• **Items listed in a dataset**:

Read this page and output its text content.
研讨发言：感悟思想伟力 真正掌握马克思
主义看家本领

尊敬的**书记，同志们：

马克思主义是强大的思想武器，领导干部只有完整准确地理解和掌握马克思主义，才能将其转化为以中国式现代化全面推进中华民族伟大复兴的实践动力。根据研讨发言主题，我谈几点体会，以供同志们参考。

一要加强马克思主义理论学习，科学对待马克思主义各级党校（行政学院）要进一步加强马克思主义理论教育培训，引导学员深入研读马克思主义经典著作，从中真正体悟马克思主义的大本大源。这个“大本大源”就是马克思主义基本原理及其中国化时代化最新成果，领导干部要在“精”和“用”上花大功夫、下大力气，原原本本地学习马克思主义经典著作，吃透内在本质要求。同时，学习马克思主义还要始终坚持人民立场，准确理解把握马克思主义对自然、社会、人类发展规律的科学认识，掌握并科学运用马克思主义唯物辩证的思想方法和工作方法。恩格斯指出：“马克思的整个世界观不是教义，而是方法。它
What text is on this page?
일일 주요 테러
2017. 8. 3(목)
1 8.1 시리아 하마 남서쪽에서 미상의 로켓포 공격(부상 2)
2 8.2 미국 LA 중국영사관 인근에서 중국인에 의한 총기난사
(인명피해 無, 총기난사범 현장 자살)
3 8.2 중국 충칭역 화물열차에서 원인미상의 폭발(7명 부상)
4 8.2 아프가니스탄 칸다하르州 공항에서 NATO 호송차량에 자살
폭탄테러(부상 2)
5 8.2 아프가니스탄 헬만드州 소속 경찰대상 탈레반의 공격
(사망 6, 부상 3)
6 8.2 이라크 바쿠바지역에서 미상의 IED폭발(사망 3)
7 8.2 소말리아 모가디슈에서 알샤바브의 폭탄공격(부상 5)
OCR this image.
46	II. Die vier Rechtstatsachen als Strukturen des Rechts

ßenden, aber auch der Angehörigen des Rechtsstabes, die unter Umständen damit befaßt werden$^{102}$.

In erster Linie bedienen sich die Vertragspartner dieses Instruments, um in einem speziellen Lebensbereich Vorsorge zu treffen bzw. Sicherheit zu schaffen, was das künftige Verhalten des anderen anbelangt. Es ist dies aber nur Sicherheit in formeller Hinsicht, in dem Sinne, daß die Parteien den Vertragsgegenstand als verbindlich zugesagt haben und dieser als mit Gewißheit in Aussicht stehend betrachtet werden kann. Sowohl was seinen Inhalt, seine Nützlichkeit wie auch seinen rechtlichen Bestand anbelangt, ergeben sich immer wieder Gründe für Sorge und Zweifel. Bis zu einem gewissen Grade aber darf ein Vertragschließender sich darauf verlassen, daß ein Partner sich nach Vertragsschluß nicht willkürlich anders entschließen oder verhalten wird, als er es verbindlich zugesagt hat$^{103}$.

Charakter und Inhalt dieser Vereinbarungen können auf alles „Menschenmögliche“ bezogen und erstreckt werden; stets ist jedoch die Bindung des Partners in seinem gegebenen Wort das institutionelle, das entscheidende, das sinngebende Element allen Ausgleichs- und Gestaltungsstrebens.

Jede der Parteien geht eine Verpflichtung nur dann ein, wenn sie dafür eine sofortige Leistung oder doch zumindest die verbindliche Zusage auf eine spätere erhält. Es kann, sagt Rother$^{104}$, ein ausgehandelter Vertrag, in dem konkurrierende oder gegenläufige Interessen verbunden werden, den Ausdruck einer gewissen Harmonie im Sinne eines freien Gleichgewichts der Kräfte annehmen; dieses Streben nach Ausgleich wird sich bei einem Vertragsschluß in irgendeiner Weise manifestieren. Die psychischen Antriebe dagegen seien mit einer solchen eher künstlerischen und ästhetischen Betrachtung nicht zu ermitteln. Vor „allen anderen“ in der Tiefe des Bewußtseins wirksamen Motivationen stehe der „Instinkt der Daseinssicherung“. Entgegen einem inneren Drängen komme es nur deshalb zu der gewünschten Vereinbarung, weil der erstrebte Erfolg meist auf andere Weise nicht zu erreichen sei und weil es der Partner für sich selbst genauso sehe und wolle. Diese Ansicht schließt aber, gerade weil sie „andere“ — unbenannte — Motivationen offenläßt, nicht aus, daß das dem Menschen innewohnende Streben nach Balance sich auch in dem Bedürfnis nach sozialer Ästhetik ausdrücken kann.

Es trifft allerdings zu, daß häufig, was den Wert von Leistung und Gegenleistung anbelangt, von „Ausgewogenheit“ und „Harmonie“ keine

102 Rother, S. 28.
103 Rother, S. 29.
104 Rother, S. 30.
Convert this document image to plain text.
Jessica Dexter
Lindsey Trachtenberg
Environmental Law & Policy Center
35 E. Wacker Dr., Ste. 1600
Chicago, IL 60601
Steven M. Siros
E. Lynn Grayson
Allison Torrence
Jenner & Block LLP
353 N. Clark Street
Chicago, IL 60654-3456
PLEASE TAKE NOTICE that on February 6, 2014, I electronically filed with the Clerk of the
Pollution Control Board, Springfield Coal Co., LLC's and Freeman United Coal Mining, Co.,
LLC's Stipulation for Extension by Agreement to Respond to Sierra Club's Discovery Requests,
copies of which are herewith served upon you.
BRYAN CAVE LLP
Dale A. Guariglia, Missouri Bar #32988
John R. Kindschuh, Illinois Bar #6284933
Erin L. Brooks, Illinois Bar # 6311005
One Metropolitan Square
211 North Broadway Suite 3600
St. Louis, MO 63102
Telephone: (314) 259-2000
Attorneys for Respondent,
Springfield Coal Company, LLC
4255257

• **PROBLEM DESCRIPTION**:
Search the data for "Illinois" and list every line in which it occurs.

• **ANSWER FOR THIS EXERCISE**:
John R. Kindschuh, Illinois Bar #6284933
Erin L. Brooks, Illinois Bar # 6311005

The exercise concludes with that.